• Exercise brief: Identify and copy all lines of the material where the string "panel" is found.

[Source records]
■ ■ ■
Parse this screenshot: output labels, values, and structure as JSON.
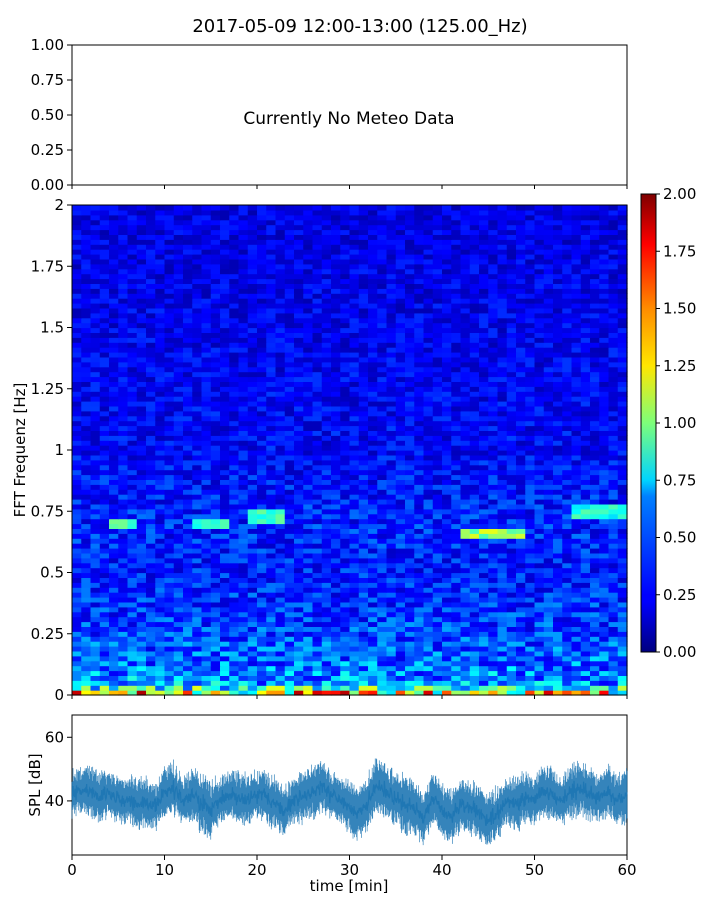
{
  "figure": {
    "title": "2017-05-09 12:00-13:00 (125.00_Hz)"
  },
  "chart_data": [
    {
      "type": "line",
      "panel": "meteo",
      "annotation": "Currently No Meteo Data",
      "ylim": [
        0,
        1
      ],
      "yticks": [
        {
          "value": 0,
          "label": "0.00"
        },
        {
          "value": 0.25,
          "label": "0.25"
        },
        {
          "value": 0.5,
          "label": "0.50"
        },
        {
          "value": 0.75,
          "label": "0.75"
        },
        {
          "value": 1,
          "label": "1.00"
        }
      ],
      "xlim": [
        0,
        60
      ],
      "series": []
    },
    {
      "type": "heatmap",
      "panel": "spectrogram",
      "ylabel": "FFT Frequenz [Hz]",
      "xlim": [
        0,
        60
      ],
      "ylim": [
        0,
        2
      ],
      "yticks": [
        {
          "value": 0,
          "label": "0"
        },
        {
          "value": 0.25,
          "label": "0.25"
        },
        {
          "value": 0.5,
          "label": "0.5"
        },
        {
          "value": 0.75,
          "label": "0.75"
        },
        {
          "value": 1,
          "label": "1"
        },
        {
          "value": 1.25,
          "label": "1.25"
        },
        {
          "value": 1.5,
          "label": "1.5"
        },
        {
          "value": 1.75,
          "label": "1.75"
        },
        {
          "value": 2,
          "label": "2"
        }
      ],
      "colormap": "jet",
      "clim": [
        0,
        2
      ],
      "colorbar_ticks": [
        "0.00",
        "0.25",
        "0.50",
        "0.75",
        "1.00",
        "1.25",
        "1.50",
        "1.75",
        "2.00"
      ],
      "time_bins": 60,
      "freq_bins": 100,
      "typical_levels_by_freq": [
        {
          "freq": 0.0,
          "level": 1.6
        },
        {
          "freq": 0.02,
          "level": 0.9
        },
        {
          "freq": 0.05,
          "level": 0.55
        },
        {
          "freq": 0.15,
          "level": 0.45
        },
        {
          "freq": 0.25,
          "level": 0.38
        },
        {
          "freq": 0.5,
          "level": 0.3
        },
        {
          "freq": 0.7,
          "level": 0.32
        },
        {
          "freq": 1.0,
          "level": 0.25
        },
        {
          "freq": 1.5,
          "level": 0.22
        },
        {
          "freq": 2.0,
          "level": 0.2
        }
      ],
      "features": [
        {
          "t_start": 4,
          "t_end": 7,
          "freq": 0.7,
          "level": 0.95
        },
        {
          "t_start": 13,
          "t_end": 17,
          "freq": 0.7,
          "level": 0.8
        },
        {
          "t_start": 19,
          "t_end": 23,
          "freq": 0.73,
          "level": 0.85
        },
        {
          "t_start": 42,
          "t_end": 49,
          "freq": 0.66,
          "level": 1.05
        },
        {
          "t_start": 54,
          "t_end": 60,
          "freq": 0.75,
          "level": 0.8
        }
      ]
    },
    {
      "type": "line",
      "panel": "spl",
      "ylabel": "SPL [dB]",
      "xlabel": "time [min]",
      "xlim": [
        0,
        60
      ],
      "ylim": [
        23,
        67
      ],
      "yticks": [
        {
          "value": 40,
          "label": "40"
        },
        {
          "value": 60,
          "label": "60"
        }
      ],
      "xticks": [
        {
          "value": 0,
          "label": "0"
        },
        {
          "value": 10,
          "label": "10"
        },
        {
          "value": 20,
          "label": "20"
        },
        {
          "value": 30,
          "label": "30"
        },
        {
          "value": 40,
          "label": "40"
        },
        {
          "value": 50,
          "label": "50"
        },
        {
          "value": 60,
          "label": "60"
        }
      ],
      "color": "#1f77b4",
      "series": [
        {
          "x": [
            0,
            1,
            2,
            3,
            4,
            5,
            6,
            7,
            8,
            9,
            10,
            11,
            12,
            13,
            14,
            15,
            16,
            17,
            18,
            19,
            20,
            21,
            22,
            23,
            24,
            25,
            26,
            27,
            28,
            29,
            30,
            31,
            32,
            33,
            34,
            35,
            36,
            37,
            38,
            39,
            40,
            41,
            42,
            43,
            44,
            45,
            46,
            47,
            48,
            49,
            50,
            51,
            52,
            53,
            54,
            55,
            56,
            57,
            58,
            59,
            60
          ],
          "values": [
            42,
            44,
            43,
            41,
            42,
            40,
            41,
            39,
            40,
            38,
            42,
            44,
            40,
            42,
            39,
            37,
            40,
            42,
            41,
            40,
            42,
            41,
            39,
            37,
            40,
            41,
            43,
            45,
            42,
            41,
            38,
            36,
            40,
            45,
            43,
            41,
            39,
            38,
            34,
            41,
            37,
            35,
            39,
            38,
            36,
            34,
            36,
            40,
            39,
            41,
            40,
            43,
            42,
            40,
            43,
            44,
            42,
            41,
            43,
            40,
            42
          ],
          "spread": [
            6,
            6,
            7,
            7,
            6,
            6,
            6,
            7,
            7,
            6,
            7,
            7,
            6,
            7,
            8,
            8,
            6,
            6,
            7,
            7,
            6,
            7,
            7,
            6,
            6,
            7,
            7,
            7,
            6,
            6,
            7,
            7,
            7,
            8,
            7,
            7,
            8,
            7,
            7,
            7,
            7,
            7,
            7,
            7,
            7,
            7,
            7,
            6,
            7,
            7,
            6,
            7,
            7,
            6,
            7,
            7,
            7,
            6,
            7,
            7,
            8
          ]
        }
      ]
    }
  ]
}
■ ■ ■
• Task response:
      "panel": "meteo",
      "panel": "spectrogram",
      "panel": "spl",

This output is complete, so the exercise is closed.